▶ _Stored records_:
^^^^^^^^^^^^^^^^
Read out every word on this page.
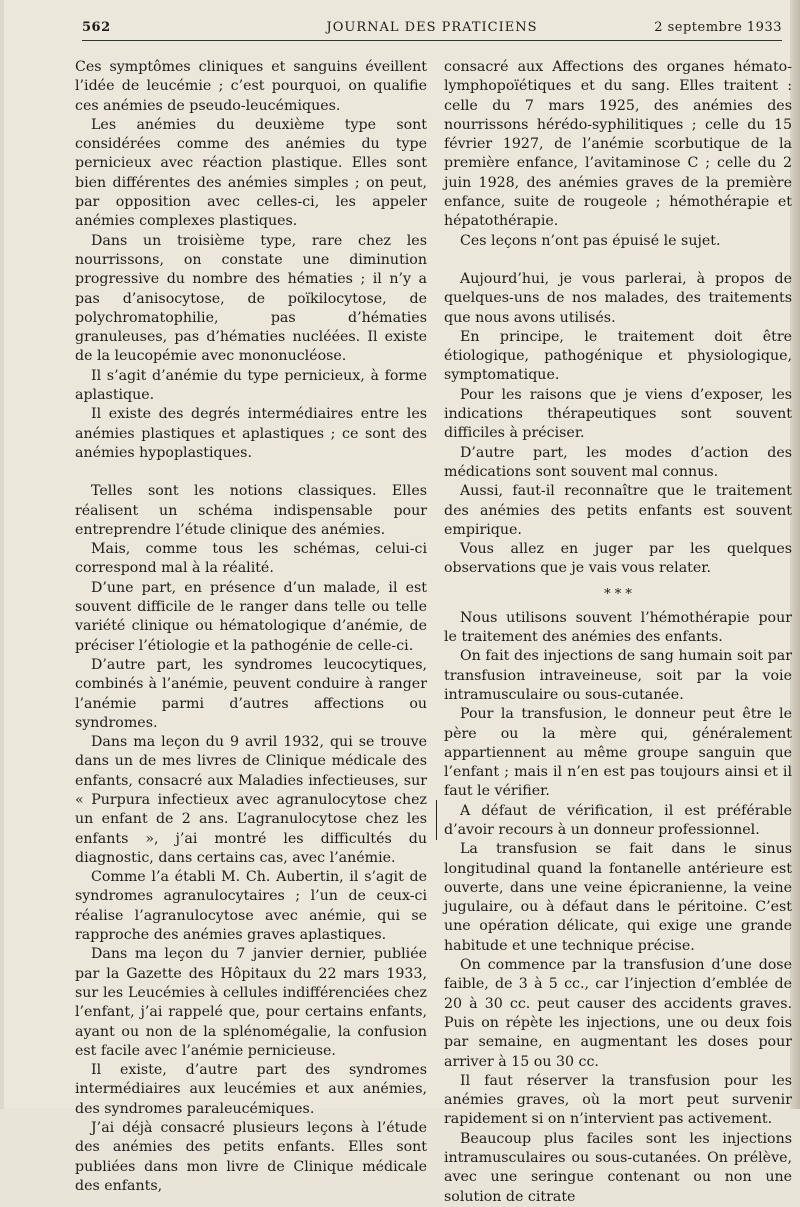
562	JOURNAL DES PRATICIENS	2 septembre 1933

Ces symptômes cliniques et sanguins éveillent l’idée de leucémie ; c’est pourquoi, on qualifie ces anémies de pseudo-leucémiques.

Les anémies du deuxième type sont considérées comme des anémies du type pernicieux avec réaction plastique. Elles sont bien différentes des anémies simples ; on peut, par opposition avec celles-ci, les appeler anémies complexes plastiques.

Dans un troisième type, rare chez les nourrissons, on constate une diminution progressive du nombre des hématies ; il n’y a pas d’anisocytose, de poïkilocytose, de polychromatophilie, pas d’hématies granuleuses, pas d’hématies nucléées. Il existe de la leucopémie avec mononucléose.

Il s’agit d’anémie du type pernicieux, à forme aplastique.

Il existe des degrés intermédiaires entre les anémies plastiques et aplastiques ; ce sont des anémies hypoplastiques.

Telles sont les notions classiques. Elles réalisent un schéma indispensable pour entreprendre l’étude clinique des anémies.

Mais, comme tous les schémas, celui-ci correspond mal à la réalité.

D’une part, en présence d’un malade, il est souvent difficile de le ranger dans telle ou telle variété clinique ou hématologique d’anémie, de préciser l’étiologie et la pathogénie de celle-ci.

D’autre part, les syndromes leucocytiques, combinés à l’anémie, peuvent conduire à ranger l’anémie parmi d’autres affections ou syndromes.

Dans ma leçon du 9 avril 1932, qui se trouve dans un de mes livres de Clinique médicale des enfants, consacré aux Maladies infectieuses, sur « Purpura infectieux avec agranulocytose chez un enfant de 2 ans. L’agranulocytose chez les enfants », j’ai montré les difficultés du diagnostic, dans certains cas, avec l’anémie.

Comme l’a établi M. Ch. Aubertin, il s’agit de syndromes agranulocytaires ; l’un de ceux-ci réalise l’agranulocytose avec anémie, qui se rapproche des anémies graves aplastiques.

Dans ma leçon du 7 janvier dernier, publiée par la Gazette des Hôpitaux du 22 mars 1933, sur les Leucémies à cellules indifférenciées chez l’enfant, j’ai rappelé que, pour certains enfants, ayant ou non de la splénomégalie, la confusion est facile avec l’anémie pernicieuse.

Il existe, d’autre part des syndromes intermédiaires aux leucémies et aux anémies, des syndromes paraleucémiques.

J’ai déjà consacré plusieurs leçons à l’étude des anémies des petits enfants. Elles sont publiées dans mon livre de Clinique médicale des enfants,

consacré aux Affections des organes hémato-lymphopoïétiques et du sang. Elles traitent : celle du 7 mars 1925, des anémies des nourrissons hérédo-syphilitiques ; celle du 15 février 1927, de l’anémie scorbutique de la première enfance, l’avitaminose C ; celle du 2 juin 1928, des anémies graves de la première enfance, suite de rougeole ; hémothérapie et hépatothérapie.

Ces leçons n’ont pas épuisé le sujet.

Aujourd’hui, je vous parlerai, à propos de quelques-uns de nos malades, des traitements que nous avons utilisés.

En principe, le traitement doit être étiologique, pathogénique et physiologique, symptomatique.

Pour les raisons que je viens d’exposer, les indications thérapeutiques sont souvent difficiles à préciser.

D’autre part, les modes d’action des médications sont souvent mal connus.

Aussi, faut-il reconnaître que le traitement des anémies des petits enfants est souvent empirique.

Vous allez en juger par les quelques observations que je vais vous relater.

* * *

Nous utilisons souvent l’hémothérapie pour le traitement des anémies des enfants.

On fait des injections de sang humain soit par transfusion intraveineuse, soit par la voie intramusculaire ou sous-cutanée.

Pour la transfusion, le donneur peut être le père ou la mère qui, généralement appartiennent au même groupe sanguin que l’enfant ; mais il n’en est pas toujours ainsi et il faut le vérifier.

A défaut de vérification, il est préférable d’avoir recours à un donneur professionnel.

La transfusion se fait dans le sinus longitudinal quand la fontanelle antérieure est ouverte, dans une veine épicranienne, la veine jugulaire, ou à défaut dans le péritoine. C’est une opération délicate, qui exige une grande habitude et une technique précise.

On commence par la transfusion d’une dose faible, de 3 à 5 cc., car l’injection d’emblée de 20 à 30 cc. peut causer des accidents graves. Puis on répète les injections, une ou deux fois par semaine, en augmentant les doses pour arriver à 15 ou 30 cc.

Il faut réserver la transfusion pour les anémies graves, où la mort peut survenir rapidement si on n’intervient pas activement.

Beaucoup plus faciles sont les injections intramusculaires ou sous-cutanées. On prélève, avec une seringue contenant ou non une solution de citrate
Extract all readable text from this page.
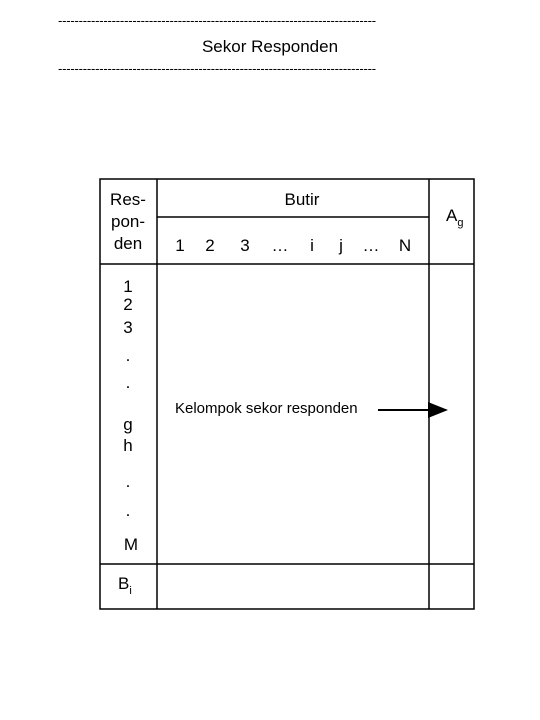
-----------------------------------------------------------------------------
Sekor Responden
-----------------------------------------------------------------------------
Res-
pon-
den
Butir
1 2 3 … i j … N
$A_g$
1
2
3
.
.
g
h
.
.
M
$B_i$
Kelompok sekor responden
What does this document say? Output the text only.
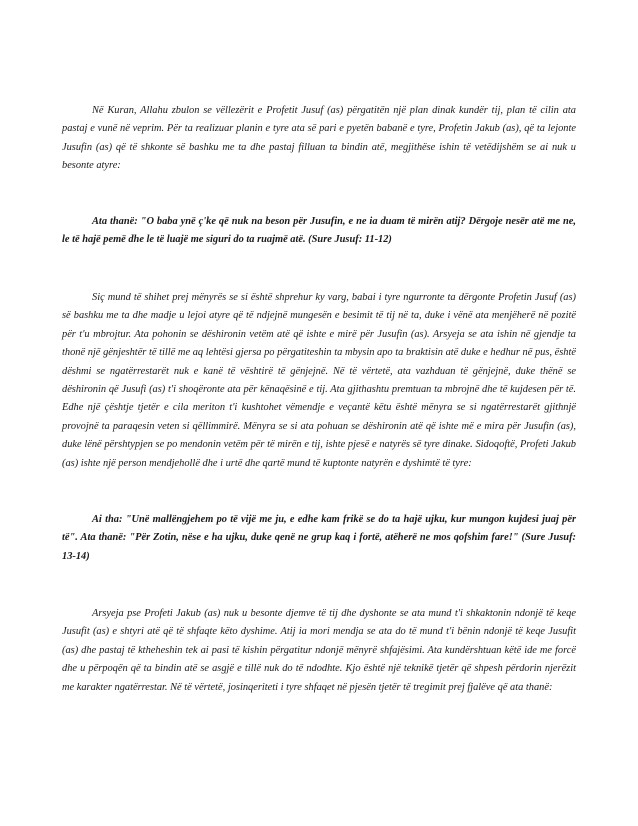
Në Kuran, Allahu zbulon se vëllezërit e Profetit Jusuf (as) përgatitën një plan dinak kundër tij, plan të cilin ata pastaj e vunë në veprim. Për ta realizuar planin e tyre ata së pari e pyetën babanë e tyre, Profetin Jakub (as), që ta lejonte Jusufin (as) që të shkonte së bashku me ta dhe pastaj filluan ta bindin atë, megjithëse ishin të vetëdijshëm se ai nuk u besonte atyre:

Ata thanë: "O baba ynë ç'ke që nuk na beson për Jusufin, e ne ia duam të mirën atij? Dërgoje nesër atë me ne, le të hajë pemë dhe le të luajë me siguri do ta ruajmë atë. (Sure Jusuf: 11-12)

Siç mund të shihet prej mënyrës se si është shprehur ky varg, babai i tyre ngurronte ta dërgonte Profetin Jusuf (as) së bashku me ta dhe madje u lejoi atyre që të ndjejnë mungesën e besimit të tij në ta, duke i vënë ata menjëherë në pozitë për t'u mbrojtur. Ata pohonin se dëshironin vetëm atë që ishte e mirë për Jusufin (as). Arsyeja se ata ishin në gjendje ta thonë një gënjeshtër të tillë me aq lehtësi gjersa po përgatiteshin ta mbysin apo ta braktisin atë duke e hedhur në pus, është dëshmi se ngatërrestarët nuk e kanë të vështirë të gënjejnë. Në të vërtetë, ata vazhduan të gënjejnë, duke thënë se dëshironin që Jusufi (as) t'i shoqëronte ata për kënaqësinë e tij. Ata gjithashtu premtuan ta mbrojnë dhe të kujdesen për të. Edhe një çështje tjetër e cila meriton t'i kushtohet vëmendje e veçantë këtu është mënyra se si ngatërrestarët gjithnjë provojnë ta paraqesin veten si qëllimmirë. Mënyra se si ata pohuan se dëshironin atë që ishte më e mira për Jusufin (as), duke lënë përshtypjen se po mendonin vetëm për të mirën e tij, ishte pjesë e natyrës së tyre dinake. Sidoqoftë, Profeti Jakub (as) ishte një person mendjehollë dhe i urtë dhe qartë mund të kuptonte natyrën e dyshimtë të tyre:

Ai tha: "Unë mallëngjehem po të vijë me ju, e edhe kam frikë se do ta hajë ujku, kur mungon kujdesi juaj për të". Ata thanë: "Për Zotin, nëse e ha ujku, duke qenë ne grup kaq i fortë, atëherë ne mos qofshim fare!" (Sure Jusuf: 13-14)

Arsyeja pse Profeti Jakub (as) nuk u besonte djemve të tij dhe dyshonte se ata mund t'i shkaktonin ndonjë të keqe Jusufit (as) e shtyri atë që të shfaqte këto dyshime. Atij ia mori mendja se ata do të mund t'i bënin ndonjë të keqe Jusufit (as) dhe pastaj të ktheheshin tek ai pasi të kishin përgatitur ndonjë mënyrë shfajësimi. Ata kundërshtuan këtë ide me forcë dhe u përpoqën që ta bindin atë se asgjë e tillë nuk do të ndodhte. Kjo është një teknikë tjetër që shpesh përdorin njerëzit me karakter ngatërrestar. Në të vërtetë, josinqeriteti i tyre shfaqet në pjesën tjetër të tregimit prej fjalëve që ata thanë:
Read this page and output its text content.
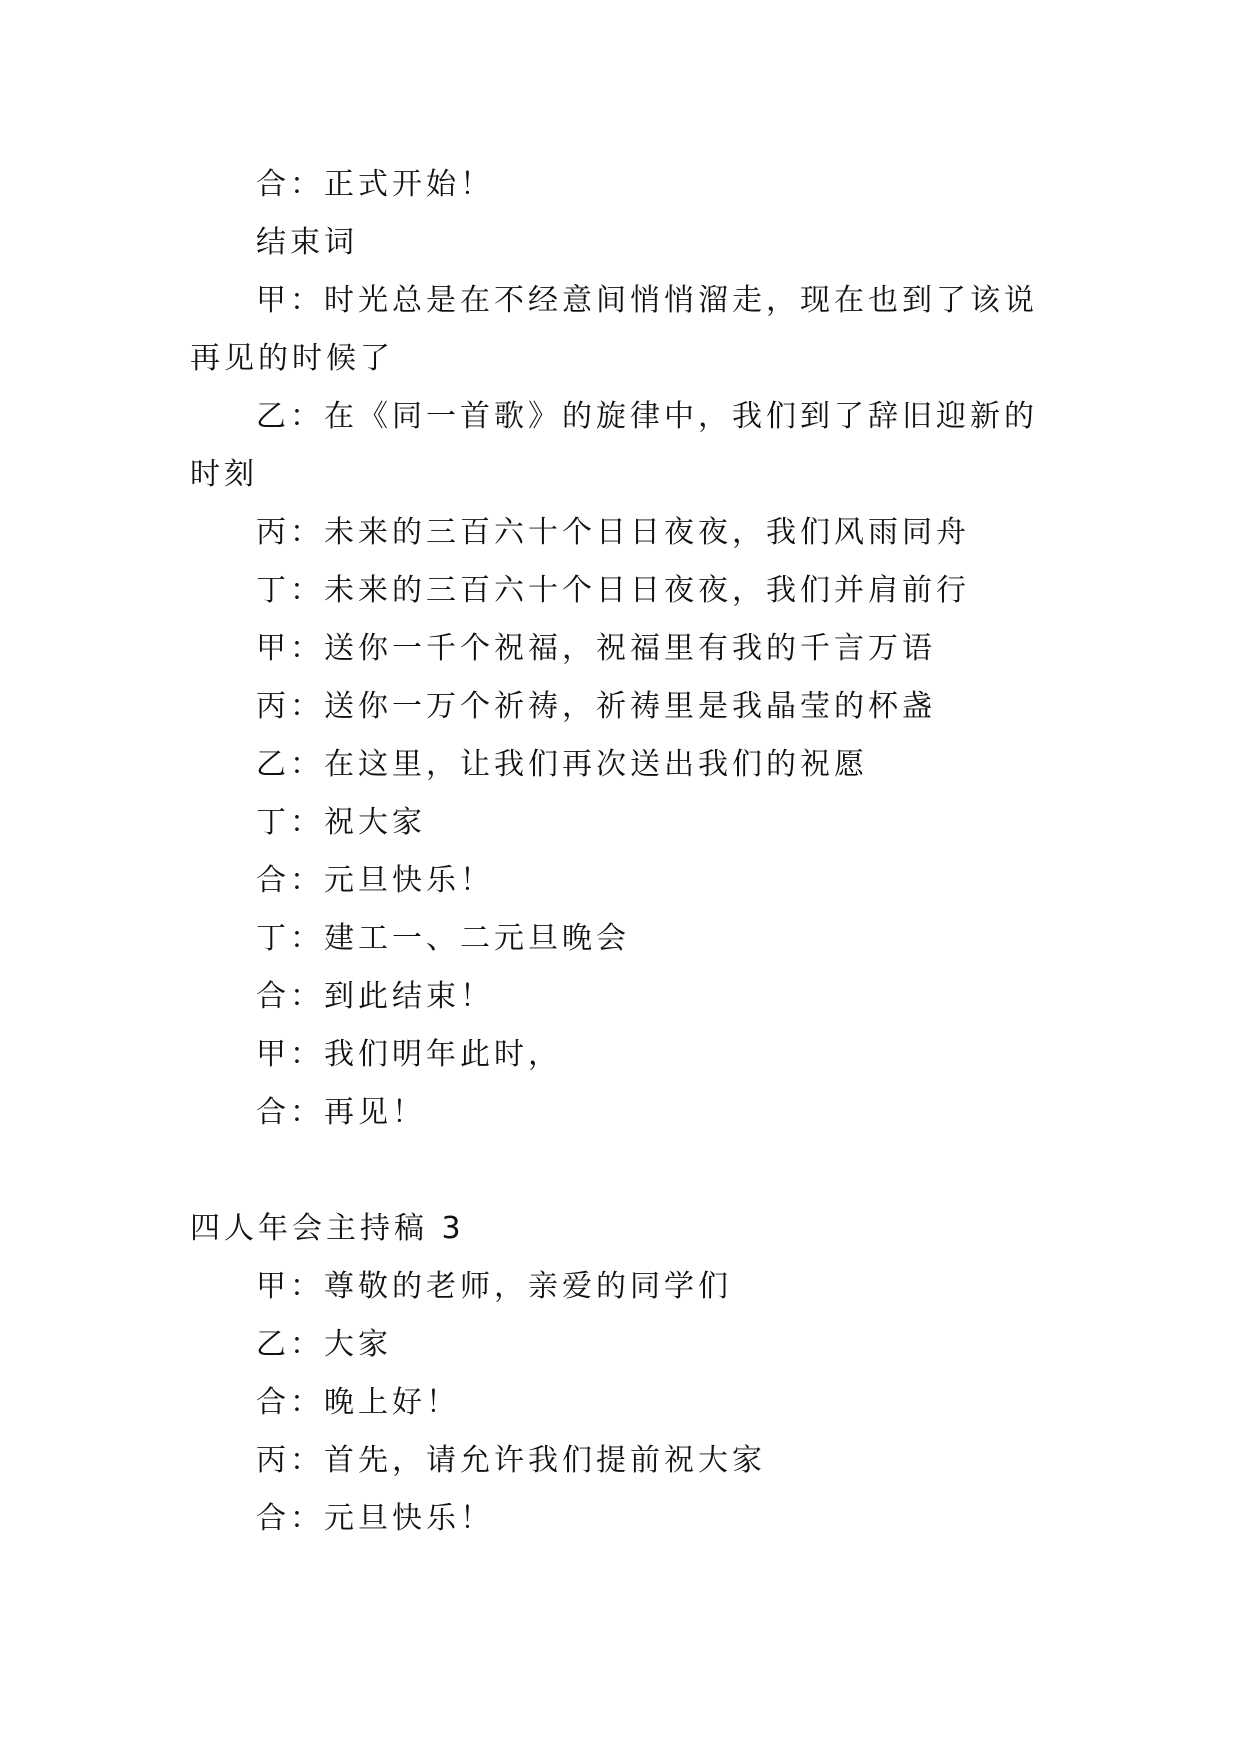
合：正式开始！

结束词

甲：时光总是在不经意间悄悄溜走，现在也到了该说再见的时候了

乙：在《同一首歌》的旋律中，我们到了辞旧迎新的时刻

丙：未来的三百六十个日日夜夜，我们风雨同舟

丁：未来的三百六十个日日夜夜，我们并肩前行

甲：送你一千个祝福，祝福里有我的千言万语

丙：送你一万个祈祷，祈祷里是我晶莹的杯盏

乙：在这里，让我们再次送出我们的祝愿

丁：祝大家

合：元旦快乐！

丁：建工一、二元旦晚会

合：到此结束！

甲：我们明年此时，

合：再见！

四人年会主持稿 3

甲：尊敬的老师，亲爱的同学们

乙：大家

合：晚上好！

丙：首先，请允许我们提前祝大家

合：元旦快乐！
^^^^^^^^^^^^^^^^
▶ _Given exercise_:
Select and copy every line from the records that includes the word "ranger".

▶ _Solution to this exercise_:
D’une part, en présence d’un malade, il est souvent difficile de le ranger dans telle ou telle variété clinique ou hématologique d’anémie, de préciser l’étiologie et la pathogénie de celle-ci.
D’autre part, les syndromes leucocytiques, combinés à l’anémie, peuvent conduire à ranger l’anémie parmi d’autres affections ou syndromes.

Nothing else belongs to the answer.